(Dataset entries on figures)
════════

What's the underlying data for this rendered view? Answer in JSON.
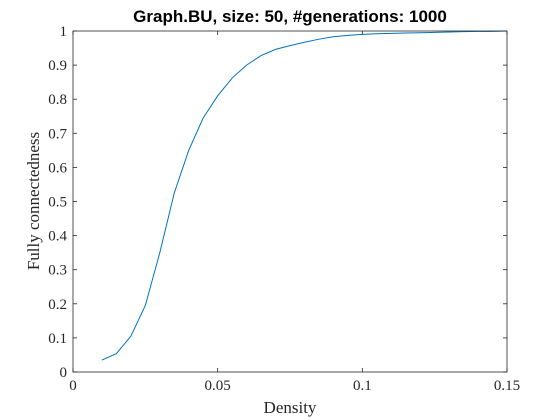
{
  "chart_data": {
    "type": "line",
    "title": "Graph.BU, size: 50, #generations: 1000",
    "xlabel": "Density",
    "ylabel": "Fully connectedness",
    "xlim": [
      0,
      0.15
    ],
    "ylim": [
      0,
      1
    ],
    "grid": false,
    "legend": "none",
    "xticks": [
      0,
      0.05,
      0.1,
      0.15
    ],
    "xtick_labels": [
      "0",
      "0.05",
      "0.1",
      "0.15"
    ],
    "yticks": [
      0,
      0.1,
      0.2,
      0.3,
      0.4,
      0.5,
      0.6,
      0.7,
      0.8,
      0.9,
      1
    ],
    "ytick_labels": [
      "0",
      "0.1",
      "0.2",
      "0.3",
      "0.4",
      "0.5",
      "0.6",
      "0.7",
      "0.8",
      "0.9",
      "1"
    ],
    "series": [
      {
        "color": "#0072bd",
        "x": [
          0.01,
          0.015,
          0.02,
          0.025,
          0.03,
          0.035,
          0.04,
          0.045,
          0.05,
          0.055,
          0.06,
          0.065,
          0.07,
          0.075,
          0.08,
          0.085,
          0.09,
          0.095,
          0.1,
          0.105,
          0.11,
          0.115,
          0.12,
          0.125,
          0.13,
          0.135,
          0.14,
          0.145,
          0.15
        ],
        "y": [
          0.035,
          0.054,
          0.105,
          0.195,
          0.35,
          0.525,
          0.65,
          0.745,
          0.81,
          0.862,
          0.9,
          0.928,
          0.946,
          0.957,
          0.967,
          0.976,
          0.983,
          0.987,
          0.99,
          0.992,
          0.993,
          0.994,
          0.995,
          0.996,
          0.997,
          0.998,
          0.999,
          0.999,
          1.0
        ]
      }
    ]
  }
}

════════

> [Task]:
Retype every record above exactly as written, but leave out the pictures.

> [Result of the exercise]:
What's the underlying data for this rendered view? Answer in JSON.
{
  "chart_data": {
    "type": "line",
    "title": "Graph.BU, size: 50, #generations: 1000",
    "xlabel": "Density",
    "ylabel": "Fully connectedness",
    "xlim": [
      0,
      0.15
    ],
    "ylim": [
      0,
      1
    ],
    "grid": false,
    "legend": "none",
    "xticks": [
      0,
      0.05,
      0.1,
      0.15
    ],
    "xtick_labels": [
      "0",
      "0.05",
      "0.1",
      "0.15"
    ],
    "yticks": [
      0,
      0.1,
      0.2,
      0.3,
      0.4,
      0.5,
      0.6,
      0.7,
      0.8,
      0.9,
      1
    ],
    "ytick_labels": [
      "0",
      "0.1",
      "0.2",
      "0.3",
      "0.4",
      "0.5",
      "0.6",
      "0.7",
      "0.8",
      "0.9",
      "1"
    ],
    "series": [
      {
        "color": "#0072bd",
        "x": [
          0.01,
          0.015,
          0.02,
          0.025,
          0.03,
          0.035,
          0.04,
          0.045,
          0.05,
          0.055,
          0.06,
          0.065,
          0.07,
          0.075,
          0.08,
          0.085,
          0.09,
          0.095,
          0.1,
          0.105,
          0.11,
          0.115,
          0.12,
          0.125,
          0.13,
          0.135,
          0.14,
          0.145,
          0.15
        ],
        "y": [
          0.035,
          0.054,
          0.105,
          0.195,
          0.35,
          0.525,
          0.65,
          0.745,
          0.81,
          0.862,
          0.9,
          0.928,
          0.946,
          0.957,
          0.967,
          0.976,
          0.983,
          0.987,
          0.99,
          0.992,
          0.993,
          0.994,
          0.995,
          0.996,
          0.997,
          0.998,
          0.999,
          0.999,
          1.0
        ]
      }
    ]
  }
}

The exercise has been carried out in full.